--- Start Excerpted data ---

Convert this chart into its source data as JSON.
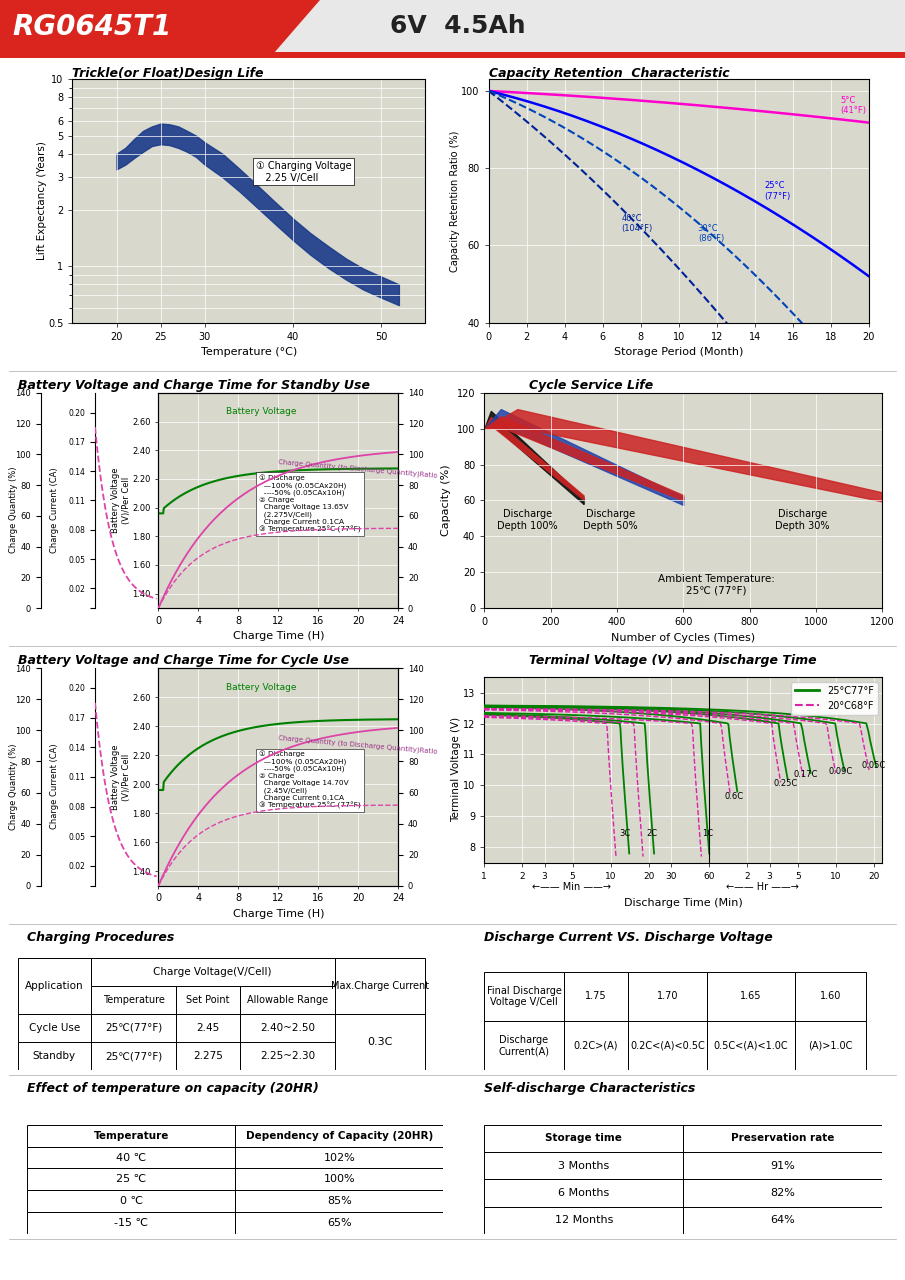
{
  "title_model": "RG0645T1",
  "title_spec": "6V  4.5Ah",
  "header_bg": "#d9251d",
  "grid_bg": "#d8d8cc",
  "chart1_title": "Trickle(or Float)Design Life",
  "chart1_xlabel": "Temperature (°C)",
  "chart1_ylabel": "Lift Expectancy (Years)",
  "chart2_title": "Capacity Retention  Characteristic",
  "chart2_xlabel": "Storage Period (Month)",
  "chart2_ylabel": "Capacity Retention Ratio (%)",
  "chart3_title": "Battery Voltage and Charge Time for Standby Use",
  "chart3_xlabel": "Charge Time (H)",
  "chart4_title": "Cycle Service Life",
  "chart4_xlabel": "Number of Cycles (Times)",
  "chart4_ylabel": "Capacity (%)",
  "chart5_title": "Battery Voltage and Charge Time for Cycle Use",
  "chart5_xlabel": "Charge Time (H)",
  "chart6_title": "Terminal Voltage (V) and Discharge Time",
  "chart6_ylabel": "Terminal Voltage (V)",
  "charging_title": "Charging Procedures",
  "discharge_cv_title": "Discharge Current VS. Discharge Voltage",
  "temp_capacity_title": "Effect of temperature on capacity (20HR)",
  "self_discharge_title": "Self-discharge Characteristics",
  "temp_capacity_rows": [
    [
      "40 ℃",
      "102%"
    ],
    [
      "25 ℃",
      "100%"
    ],
    [
      "0 ℃",
      "85%"
    ],
    [
      "-15 ℃",
      "65%"
    ]
  ],
  "self_discharge_rows": [
    [
      "3 Months",
      "91%"
    ],
    [
      "6 Months",
      "82%"
    ],
    [
      "12 Months",
      "64%"
    ]
  ]
}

--- End Excerpted data ---

Task to complete: Copy the records above exactly. The pictures are not part of the copy.

Answer:
Convert this chart into its source data as JSON.
{
  "title_model": "RG0645T1",
  "title_spec": "6V  4.5Ah",
  "header_bg": "#d9251d",
  "grid_bg": "#d8d8cc",
  "chart1_title": "Trickle(or Float)Design Life",
  "chart1_xlabel": "Temperature (°C)",
  "chart1_ylabel": "Lift Expectancy (Years)",
  "chart2_title": "Capacity Retention  Characteristic",
  "chart2_xlabel": "Storage Period (Month)",
  "chart2_ylabel": "Capacity Retention Ratio (%)",
  "chart3_title": "Battery Voltage and Charge Time for Standby Use",
  "chart3_xlabel": "Charge Time (H)",
  "chart4_title": "Cycle Service Life",
  "chart4_xlabel": "Number of Cycles (Times)",
  "chart4_ylabel": "Capacity (%)",
  "chart5_title": "Battery Voltage and Charge Time for Cycle Use",
  "chart5_xlabel": "Charge Time (H)",
  "chart6_title": "Terminal Voltage (V) and Discharge Time",
  "chart6_ylabel": "Terminal Voltage (V)",
  "charging_title": "Charging Procedures",
  "discharge_cv_title": "Discharge Current VS. Discharge Voltage",
  "temp_capacity_title": "Effect of temperature on capacity (20HR)",
  "self_discharge_title": "Self-discharge Characteristics",
  "temp_capacity_rows": [
    [
      "40 ℃",
      "102%"
    ],
    [
      "25 ℃",
      "100%"
    ],
    [
      "0 ℃",
      "85%"
    ],
    [
      "-15 ℃",
      "65%"
    ]
  ],
  "self_discharge_rows": [
    [
      "3 Months",
      "91%"
    ],
    [
      "6 Months",
      "82%"
    ],
    [
      "12 Months",
      "64%"
    ]
  ]
}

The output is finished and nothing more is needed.